**Prompt 1:**
Could you reproduce the entries that begin at the line containing "goal-title: Travel to" and stop after the line containing "milestone-badge: Halfway Hero"?

**Passage:**
[3.13.y.z extended stable] Patch "shmem: fix splicing from a hole while it's punched" has been added to staging queue

Tue Jul 29 19:46:40 UTC 2014

This is a note to let you know that I have just added a patch titled

    shmem: fix splicing from a hole while it's punched

to the linux-3.13.y-queue branch of the 3.13.y.z extended stable tree 
which can be found at:

 http://kernel.ubuntu.com/git?p=ubuntu/linux.git;a=shortlog;h=refs/heads/linux-3.13.y-queue

This patch is scheduled to be released in version 3.13.11.6.

If you, or anyone else, feels it should not be added to this tree, please 
reply to this email.

For more information about the 3.13.y.z tree, see
https://wiki.ubuntu.com/Kernel/Dev/ExtendedStable

Thanks.
-Kamal

------

>From 760f8da2826a790c088d166f4cfeaa4a6d908561 Mon Sep 17 00:00:00 2001
From: Hugh Dickins <hughd at google.com>
Date: Wed, 23 Jul 2014 14:00:13 -0700
Subject: shmem: fix splicing from a hole while it's punched

commit b1a366500bd537b50c3aad26dc7df083ec03a448 upstream.

**Task inputs:**
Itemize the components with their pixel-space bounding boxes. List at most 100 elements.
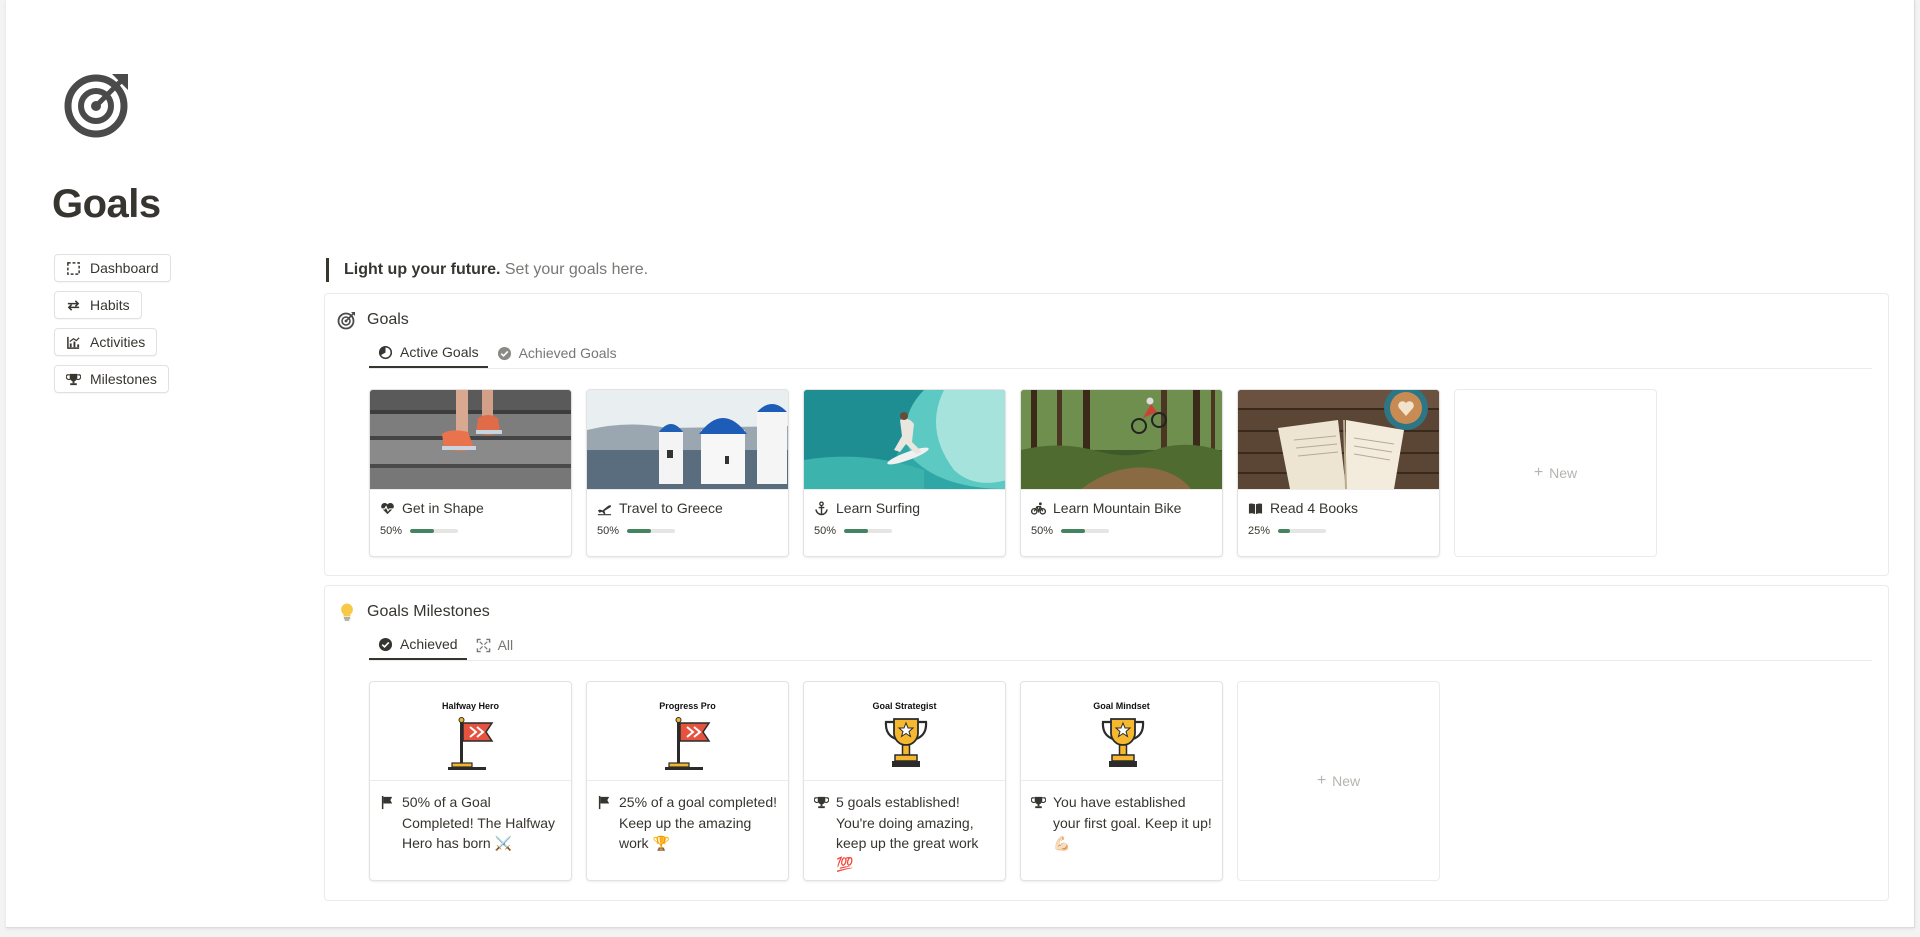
goal-title: Travel to Greece bbox=[587, 490, 788, 516]
milestone-card[interactable]: Progress Pro 25% of a goal completed! Ke… bbox=[586, 681, 789, 881]
goals-heading[interactable]: Goals bbox=[337, 310, 409, 330]
milestone-text: You have established your first goal. Ke… bbox=[1053, 794, 1212, 851]
milestone-badge: Goal Mindset bbox=[1021, 682, 1222, 781]
nav-label: Milestones bbox=[90, 371, 157, 387]
goal-cover-image bbox=[1238, 390, 1439, 490]
plus-icon: + bbox=[1533, 464, 1544, 481]
nav-dashboard-button[interactable]: Dashboard bbox=[54, 254, 171, 282]
repeat-icon bbox=[67, 299, 80, 311]
goal-title-text: Learn Mountain Bike bbox=[1053, 500, 1182, 516]
page-frame: Goals Dashboard Habits Activities Milest… bbox=[6, 0, 1915, 928]
goal-progress: 50% bbox=[804, 516, 1005, 537]
running-shoes-image bbox=[370, 390, 571, 489]
goal-card[interactable]: Learn Surfing 50% bbox=[803, 389, 1006, 557]
goal-card[interactable]: Get in Shape 50% bbox=[369, 389, 572, 557]
milestone-badge: Halfway Hero bbox=[370, 682, 571, 781]
progress-fill bbox=[1278, 529, 1291, 533]
progress-bar bbox=[627, 529, 676, 533]
milestones-heading[interactable]: Goals Milestones bbox=[337, 602, 490, 622]
flag-icon bbox=[381, 795, 393, 810]
heart-pulse-icon bbox=[381, 502, 394, 514]
progress-fill bbox=[1061, 529, 1086, 533]
nav-milestones-button[interactable]: Milestones bbox=[54, 365, 169, 393]
new-label: New bbox=[1332, 773, 1361, 789]
goal-card[interactable]: Travel to Greece 50% bbox=[586, 389, 789, 557]
goal-title-text: Get in Shape bbox=[402, 500, 484, 516]
milestone-badge: Progress Pro bbox=[587, 682, 788, 781]
goal-title: Learn Mountain Bike bbox=[1021, 490, 1222, 516]
milestones-panel: Goals Milestones Achieved All Halfway He… bbox=[324, 585, 1889, 901]
tab-label: Achieved Goals bbox=[518, 345, 617, 361]
book-coffee-image bbox=[1238, 390, 1439, 489]
goal-progress-label: 50% bbox=[597, 525, 620, 537]
goal-progress-label: 25% bbox=[1248, 525, 1271, 537]
milestone-text: 50% of a Goal Completed! The Halfway Her… bbox=[402, 794, 556, 851]
new-label: New bbox=[1549, 465, 1578, 481]
milestone-card[interactable]: Goal Mindset You have established your f… bbox=[1020, 681, 1223, 881]
milestone-description: 25% of a goal completed! Keep up the ama… bbox=[587, 781, 788, 854]
goal-title-text: Read 4 Books bbox=[1270, 500, 1358, 516]
trophy-icon bbox=[1031, 796, 1046, 809]
progress-fill bbox=[410, 529, 435, 533]
plus-icon: + bbox=[1316, 772, 1327, 789]
milestone-badge: Goal Strategist bbox=[804, 682, 1005, 781]
pie-chart-icon bbox=[378, 345, 393, 359]
badge-name: Goal Strategist bbox=[872, 701, 937, 711]
badge-name: Progress Pro bbox=[659, 701, 716, 711]
nav-label: Dashboard bbox=[90, 260, 159, 276]
badge-name: Goal Mindset bbox=[1093, 701, 1150, 711]
expand-icon bbox=[476, 638, 490, 652]
tab-label: Achieved bbox=[400, 636, 458, 652]
target-icon[interactable] bbox=[60, 66, 136, 142]
quote-text: Set your goals here. bbox=[500, 261, 649, 278]
santorini-image bbox=[587, 390, 788, 489]
goal-progress: 25% bbox=[1238, 516, 1439, 537]
goal-title-text: Travel to Greece bbox=[619, 500, 723, 516]
anchor-icon bbox=[815, 500, 828, 515]
goal-progress-label: 50% bbox=[814, 525, 837, 537]
quote-bold: Light up your future. bbox=[344, 261, 501, 278]
goal-title-text: Learn Surfing bbox=[836, 500, 921, 516]
tab-all[interactable]: All bbox=[467, 630, 523, 660]
goal-card[interactable]: Read 4 Books 25% bbox=[1237, 389, 1440, 557]
milestone-description: You have established your first goal. Ke… bbox=[1021, 781, 1222, 854]
trophy-icon bbox=[66, 373, 81, 385]
goal-cover-image bbox=[370, 390, 571, 490]
progress-bar bbox=[1061, 529, 1110, 533]
goal-progress-label: 50% bbox=[1031, 525, 1054, 537]
progress-fill bbox=[844, 529, 869, 533]
milestone-text: 5 goals established! You're doing amazin… bbox=[836, 794, 979, 872]
flag-icon bbox=[665, 717, 711, 770]
goal-card[interactable]: Learn Mountain Bike 50% bbox=[1020, 389, 1223, 557]
progress-bar bbox=[844, 529, 893, 533]
trophy-icon bbox=[884, 718, 928, 767]
dashboard-icon bbox=[67, 261, 80, 275]
milestone-text: 25% of a goal completed! Keep up the ama… bbox=[619, 794, 777, 851]
milestone-description: 5 goals established! You're doing amazin… bbox=[804, 781, 1005, 874]
nav-activities-button[interactable]: Activities bbox=[54, 328, 158, 356]
check-circle-icon bbox=[378, 637, 393, 651]
milestones-tabs: Achieved All bbox=[369, 630, 1872, 661]
goal-title: Read 4 Books bbox=[1238, 490, 1439, 516]
goals-panel: Goals Active Goals Achieved Goals Get in… bbox=[324, 293, 1889, 576]
milestone-card[interactable]: Halfway Hero 50% of a Goal Completed! Th… bbox=[369, 681, 572, 881]
badge-name: Halfway Hero bbox=[441, 701, 500, 711]
check-circle-icon bbox=[497, 346, 511, 360]
tab-achieved-goals[interactable]: Achieved Goals bbox=[488, 338, 626, 368]
tab-achieved[interactable]: Achieved bbox=[369, 630, 467, 660]
target-icon bbox=[337, 312, 355, 330]
page-title: Goals bbox=[52, 182, 161, 226]
goals-tabs: Active Goals Achieved Goals bbox=[369, 338, 1872, 369]
goal-progress-label: 50% bbox=[380, 525, 403, 537]
new-goal-button[interactable]: + New bbox=[1454, 389, 1657, 557]
flag-icon bbox=[448, 717, 494, 770]
nav-habits-button[interactable]: Habits bbox=[54, 291, 142, 319]
tab-active-goals[interactable]: Active Goals bbox=[369, 338, 488, 368]
new-milestone-button[interactable]: + New bbox=[1237, 681, 1440, 881]
milestone-card[interactable]: Goal Strategist 5 goals established! You… bbox=[803, 681, 1006, 881]
goal-cover-image bbox=[587, 390, 788, 490]
progress-fill bbox=[627, 529, 652, 533]
tab-label: Active Goals bbox=[400, 344, 479, 360]
book-icon bbox=[1248, 502, 1263, 514]
surfing-image bbox=[804, 390, 1005, 489]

**Prompt 2:**
Can you carry on the shmem patch announcement from its final line?

**Output 1:**
goal-title: Travel to Greece bbox=[587, 490, 788, 516]
milestone-card[interactable]: Progress Pro 25% of a goal completed! Ke… bbox=[586, 681, 789, 881]
goals-heading[interactable]: Goals bbox=[337, 310, 409, 330]
milestone-text: You have established your first goal. Ke… bbox=[1053, 794, 1212, 851]
milestone-badge: Goal Mindset bbox=[1021, 682, 1222, 781]
nav-label: Milestones bbox=[90, 371, 157, 387]
goal-cover-image bbox=[1238, 390, 1439, 490]
plus-icon: + bbox=[1533, 464, 1544, 481]
nav-dashboard-button[interactable]: Dashboard bbox=[54, 254, 171, 282]
repeat-icon bbox=[67, 299, 80, 311]
goal-title-text: Learn Mountain Bike bbox=[1053, 500, 1182, 516]
page-frame: Goals Dashboard Habits Activities Milest… bbox=[6, 0, 1915, 928]
goal-progress: 50% bbox=[804, 516, 1005, 537]
running-shoes-image bbox=[370, 390, 571, 489]
goal-card[interactable]: Learn Surfing 50% bbox=[803, 389, 1006, 557]
goal-card[interactable]: Get in Shape 50% bbox=[369, 389, 572, 557]
milestone-badge: Halfway Hero bbox=[370, 682, 571, 781]

**Output 2:**
shmem_fault() is the actual culprit in trinity's hole-punch starvation,
and the most significant cause of such problems: since a page faulted is
one that then appears page_mapped(), needing unmap_mapping_range() and
i_mmap_mutex to be unmapped again.

But it is not the only way in which a page can be brought into a hole in
the radix_tree while that hole is being punched; and Vlastimil's testing
implies that if enough other processors are busy filling in the hole,
then shmem_undo_range() can be kept from completing indefinitely.

shmem_file_splice_read() is the main other user of SGP_CACHE, which can
instantiate shmem pagecache pages in the read-only case (without holding
i_mutex, so perhaps concurrently with a hole-punch).  Probably it's
silly not to use SGP_READ already (using the ZERO_PAGE for holes): which
ought to be safe, but might bring surprises - not a change to be rushed.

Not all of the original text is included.